[Material provided]
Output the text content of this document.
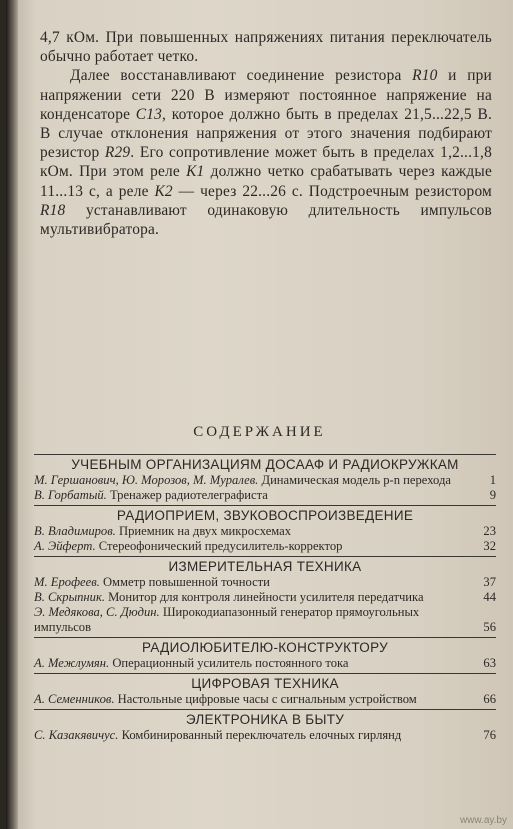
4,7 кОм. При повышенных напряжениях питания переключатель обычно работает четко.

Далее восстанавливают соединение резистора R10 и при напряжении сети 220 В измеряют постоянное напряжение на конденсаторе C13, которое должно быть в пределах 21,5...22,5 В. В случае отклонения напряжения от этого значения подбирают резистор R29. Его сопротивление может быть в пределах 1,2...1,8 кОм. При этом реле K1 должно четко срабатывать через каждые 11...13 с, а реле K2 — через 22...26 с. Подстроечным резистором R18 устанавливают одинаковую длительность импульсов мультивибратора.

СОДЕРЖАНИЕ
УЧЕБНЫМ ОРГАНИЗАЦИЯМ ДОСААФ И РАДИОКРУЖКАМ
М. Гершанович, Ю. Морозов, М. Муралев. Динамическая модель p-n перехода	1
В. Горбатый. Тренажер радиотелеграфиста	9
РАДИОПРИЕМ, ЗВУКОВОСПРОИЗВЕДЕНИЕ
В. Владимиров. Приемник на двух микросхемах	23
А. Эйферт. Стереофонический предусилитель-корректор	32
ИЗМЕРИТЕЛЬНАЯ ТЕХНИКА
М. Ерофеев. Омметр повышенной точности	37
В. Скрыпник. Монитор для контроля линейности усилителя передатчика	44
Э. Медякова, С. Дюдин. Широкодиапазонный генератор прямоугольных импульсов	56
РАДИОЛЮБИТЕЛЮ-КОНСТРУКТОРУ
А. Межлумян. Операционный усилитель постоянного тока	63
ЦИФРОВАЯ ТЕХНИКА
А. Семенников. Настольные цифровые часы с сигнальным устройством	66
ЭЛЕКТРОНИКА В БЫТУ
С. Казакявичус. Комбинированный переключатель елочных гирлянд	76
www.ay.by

==

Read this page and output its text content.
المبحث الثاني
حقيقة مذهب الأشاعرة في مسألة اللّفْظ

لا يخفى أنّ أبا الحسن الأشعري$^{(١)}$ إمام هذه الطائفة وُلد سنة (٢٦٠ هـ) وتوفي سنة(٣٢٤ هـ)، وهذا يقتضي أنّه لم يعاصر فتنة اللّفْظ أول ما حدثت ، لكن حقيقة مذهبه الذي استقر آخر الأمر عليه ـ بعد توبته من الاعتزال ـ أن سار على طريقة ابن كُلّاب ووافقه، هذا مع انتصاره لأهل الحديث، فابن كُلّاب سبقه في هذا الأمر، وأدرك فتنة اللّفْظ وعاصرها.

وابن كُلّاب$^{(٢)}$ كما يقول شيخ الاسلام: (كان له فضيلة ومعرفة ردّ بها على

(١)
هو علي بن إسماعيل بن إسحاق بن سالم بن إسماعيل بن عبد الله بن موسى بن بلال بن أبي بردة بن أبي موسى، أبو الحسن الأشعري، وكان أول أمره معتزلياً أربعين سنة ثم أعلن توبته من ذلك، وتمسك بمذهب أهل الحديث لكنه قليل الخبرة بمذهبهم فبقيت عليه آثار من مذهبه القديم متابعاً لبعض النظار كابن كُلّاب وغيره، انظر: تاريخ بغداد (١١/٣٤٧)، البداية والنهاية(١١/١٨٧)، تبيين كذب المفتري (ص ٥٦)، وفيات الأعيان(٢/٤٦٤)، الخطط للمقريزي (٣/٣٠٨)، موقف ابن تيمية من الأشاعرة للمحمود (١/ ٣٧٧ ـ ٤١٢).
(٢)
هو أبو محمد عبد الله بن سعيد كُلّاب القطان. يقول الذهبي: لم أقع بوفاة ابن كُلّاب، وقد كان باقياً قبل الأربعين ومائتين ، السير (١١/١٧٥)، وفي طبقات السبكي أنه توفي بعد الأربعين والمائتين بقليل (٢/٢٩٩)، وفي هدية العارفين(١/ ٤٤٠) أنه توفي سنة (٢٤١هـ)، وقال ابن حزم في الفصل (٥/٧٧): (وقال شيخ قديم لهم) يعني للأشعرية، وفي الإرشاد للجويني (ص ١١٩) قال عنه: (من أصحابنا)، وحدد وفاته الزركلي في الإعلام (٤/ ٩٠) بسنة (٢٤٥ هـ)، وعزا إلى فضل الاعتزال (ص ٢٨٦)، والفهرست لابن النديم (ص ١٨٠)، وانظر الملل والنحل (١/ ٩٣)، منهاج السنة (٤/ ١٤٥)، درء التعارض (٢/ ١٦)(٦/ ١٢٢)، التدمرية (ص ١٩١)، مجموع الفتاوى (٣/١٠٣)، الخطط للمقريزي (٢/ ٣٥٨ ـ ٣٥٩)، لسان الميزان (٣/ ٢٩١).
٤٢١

[Written request]
Identify and copy all lines with the word "الأشعري".

[The output]
لا يخفى أنّ أبا الحسن الأشعري$^{(١)}$ إمام هذه الطائفة وُلد سنة (٢٦٠ هـ) وتوفي سنة(٣٢٤ هـ)، وهذا يقتضي أنّه لم يعاصر فتنة اللّفْظ أول ما حدثت ، لكن حقيقة مذهبه الذي استقر آخر الأمر عليه ـ بعد توبته من الاعتزال ـ أن سار على طريقة ابن كُلّاب ووافقه، هذا مع انتصاره لأهل الحديث، فابن كُلّاب سبقه في هذا الأمر، وأدرك فتنة اللّفْظ وعاصرها.
هو علي بن إسماعيل بن إسحاق بن سالم بن إسماعيل بن عبد الله بن موسى بن بلال بن أبي بردة بن أبي موسى، أبو الحسن الأشعري، وكان أول أمره معتزلياً أربعين سنة ثم أعلن توبته من ذلك، وتمسك بمذهب أهل الحديث لكنه قليل الخبرة بمذهبهم فبقيت عليه آثار من مذهبه القديم متابعاً لبعض النظار كابن كُلّاب وغيره، انظر: تاريخ بغداد (١١/٣٤٧)، البداية والنهاية(١١/١٨٧)، تبيين كذب المفتري (ص ٥٦)، وفيات الأعيان(٢/٤٦٤)، الخطط للمقريزي (٣/٣٠٨)، موقف ابن تيمية من الأشاعرة للمحمود (١/ ٣٧٧ ـ ٤١٢).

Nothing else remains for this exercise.